[Start Excerpted data]
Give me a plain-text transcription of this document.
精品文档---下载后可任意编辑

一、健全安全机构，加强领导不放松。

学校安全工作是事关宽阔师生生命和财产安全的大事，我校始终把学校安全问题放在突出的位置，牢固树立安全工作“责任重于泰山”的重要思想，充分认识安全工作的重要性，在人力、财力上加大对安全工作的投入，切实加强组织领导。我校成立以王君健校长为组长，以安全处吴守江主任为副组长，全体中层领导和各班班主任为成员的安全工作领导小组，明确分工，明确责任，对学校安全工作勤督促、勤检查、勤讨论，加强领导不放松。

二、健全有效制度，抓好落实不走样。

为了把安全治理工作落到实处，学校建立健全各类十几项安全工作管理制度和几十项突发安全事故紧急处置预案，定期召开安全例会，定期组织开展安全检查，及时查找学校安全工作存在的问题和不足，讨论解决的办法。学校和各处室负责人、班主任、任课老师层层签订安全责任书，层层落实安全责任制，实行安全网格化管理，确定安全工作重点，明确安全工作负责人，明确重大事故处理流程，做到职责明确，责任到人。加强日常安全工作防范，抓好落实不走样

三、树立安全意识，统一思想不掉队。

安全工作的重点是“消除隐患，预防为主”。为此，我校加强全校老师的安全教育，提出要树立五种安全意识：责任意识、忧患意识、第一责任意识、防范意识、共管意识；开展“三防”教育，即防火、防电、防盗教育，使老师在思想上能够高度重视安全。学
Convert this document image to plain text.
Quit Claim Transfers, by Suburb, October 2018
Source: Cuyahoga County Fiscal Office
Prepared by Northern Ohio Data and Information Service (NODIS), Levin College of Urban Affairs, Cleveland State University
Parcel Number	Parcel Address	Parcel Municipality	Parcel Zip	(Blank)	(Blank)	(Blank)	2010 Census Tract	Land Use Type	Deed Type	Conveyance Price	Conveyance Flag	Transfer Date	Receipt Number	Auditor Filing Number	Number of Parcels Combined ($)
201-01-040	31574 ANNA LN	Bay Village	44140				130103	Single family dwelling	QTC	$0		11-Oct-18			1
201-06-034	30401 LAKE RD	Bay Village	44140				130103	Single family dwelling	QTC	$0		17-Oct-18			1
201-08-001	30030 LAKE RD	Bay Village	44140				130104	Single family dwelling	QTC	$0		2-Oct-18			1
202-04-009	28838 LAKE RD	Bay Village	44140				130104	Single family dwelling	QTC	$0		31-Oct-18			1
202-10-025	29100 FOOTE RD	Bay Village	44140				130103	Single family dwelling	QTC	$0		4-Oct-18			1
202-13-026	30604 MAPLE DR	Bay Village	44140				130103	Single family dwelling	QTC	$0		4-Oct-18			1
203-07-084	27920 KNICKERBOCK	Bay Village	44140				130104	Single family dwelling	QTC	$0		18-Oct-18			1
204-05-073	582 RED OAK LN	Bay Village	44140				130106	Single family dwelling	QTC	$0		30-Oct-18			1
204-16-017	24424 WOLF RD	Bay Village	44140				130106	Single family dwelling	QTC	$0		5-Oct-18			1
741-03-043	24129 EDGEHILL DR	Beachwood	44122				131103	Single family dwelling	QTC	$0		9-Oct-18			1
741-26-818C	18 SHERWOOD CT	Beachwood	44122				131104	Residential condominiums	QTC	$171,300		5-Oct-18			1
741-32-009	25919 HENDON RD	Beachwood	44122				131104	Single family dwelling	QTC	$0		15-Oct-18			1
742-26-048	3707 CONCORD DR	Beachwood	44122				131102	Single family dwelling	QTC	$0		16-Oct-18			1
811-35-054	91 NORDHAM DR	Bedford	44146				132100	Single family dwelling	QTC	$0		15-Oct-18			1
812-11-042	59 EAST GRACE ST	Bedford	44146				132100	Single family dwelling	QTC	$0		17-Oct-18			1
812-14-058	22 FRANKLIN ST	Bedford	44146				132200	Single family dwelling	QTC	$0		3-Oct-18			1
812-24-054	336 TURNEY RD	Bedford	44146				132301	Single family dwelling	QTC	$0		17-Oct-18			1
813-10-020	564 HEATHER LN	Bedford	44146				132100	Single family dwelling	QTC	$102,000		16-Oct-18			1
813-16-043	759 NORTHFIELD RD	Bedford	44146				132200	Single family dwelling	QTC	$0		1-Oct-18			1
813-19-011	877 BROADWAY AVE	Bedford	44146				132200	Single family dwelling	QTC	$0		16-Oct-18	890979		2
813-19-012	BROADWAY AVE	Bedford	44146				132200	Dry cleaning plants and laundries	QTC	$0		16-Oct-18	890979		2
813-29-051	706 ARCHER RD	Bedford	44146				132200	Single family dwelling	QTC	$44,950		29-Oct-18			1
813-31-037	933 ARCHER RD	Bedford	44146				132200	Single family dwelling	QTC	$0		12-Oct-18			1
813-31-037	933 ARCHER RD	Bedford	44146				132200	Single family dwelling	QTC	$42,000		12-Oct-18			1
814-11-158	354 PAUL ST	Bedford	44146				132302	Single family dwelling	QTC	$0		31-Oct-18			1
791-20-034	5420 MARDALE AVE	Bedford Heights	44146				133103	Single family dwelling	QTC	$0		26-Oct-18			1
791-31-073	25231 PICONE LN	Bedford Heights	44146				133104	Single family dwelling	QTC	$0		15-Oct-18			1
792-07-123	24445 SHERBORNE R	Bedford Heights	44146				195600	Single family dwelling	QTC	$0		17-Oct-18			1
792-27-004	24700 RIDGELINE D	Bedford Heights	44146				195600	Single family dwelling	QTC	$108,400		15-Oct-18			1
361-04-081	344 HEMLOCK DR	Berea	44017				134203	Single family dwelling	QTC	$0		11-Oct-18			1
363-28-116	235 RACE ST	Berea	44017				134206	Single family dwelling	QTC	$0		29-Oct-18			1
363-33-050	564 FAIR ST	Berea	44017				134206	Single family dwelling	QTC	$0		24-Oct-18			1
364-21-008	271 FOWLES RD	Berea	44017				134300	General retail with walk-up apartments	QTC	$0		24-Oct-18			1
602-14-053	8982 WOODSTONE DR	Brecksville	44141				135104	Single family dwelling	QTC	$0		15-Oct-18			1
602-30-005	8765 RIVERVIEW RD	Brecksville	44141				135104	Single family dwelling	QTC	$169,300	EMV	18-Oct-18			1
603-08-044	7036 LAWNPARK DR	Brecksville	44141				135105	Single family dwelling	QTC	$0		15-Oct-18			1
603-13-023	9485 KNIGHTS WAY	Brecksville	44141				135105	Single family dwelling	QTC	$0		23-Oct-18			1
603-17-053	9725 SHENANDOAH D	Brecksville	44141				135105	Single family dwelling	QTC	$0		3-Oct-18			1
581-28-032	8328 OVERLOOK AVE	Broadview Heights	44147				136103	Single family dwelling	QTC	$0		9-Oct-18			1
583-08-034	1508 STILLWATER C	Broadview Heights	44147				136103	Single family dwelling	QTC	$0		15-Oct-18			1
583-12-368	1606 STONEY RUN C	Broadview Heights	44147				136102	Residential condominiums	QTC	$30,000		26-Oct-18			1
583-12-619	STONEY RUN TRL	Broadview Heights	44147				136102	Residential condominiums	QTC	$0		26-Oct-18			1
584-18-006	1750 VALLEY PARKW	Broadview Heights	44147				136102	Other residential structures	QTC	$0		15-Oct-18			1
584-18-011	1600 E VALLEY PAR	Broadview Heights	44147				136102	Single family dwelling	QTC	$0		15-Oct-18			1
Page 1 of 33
[End Excerpted data]
Short problem -> Lines from the records above that hold "BROADWAY" are the ones to list.

Task answer ->
813-19-011	877 BROADWAY AVE	Bedford	44146				132200	Single family dwelling	QTC	$0		16-Oct-18	890979		2
813-19-012	BROADWAY AVE	Bedford	44146				132200	Dry cleaning plants and laundries	QTC	$0		16-Oct-18	890979		2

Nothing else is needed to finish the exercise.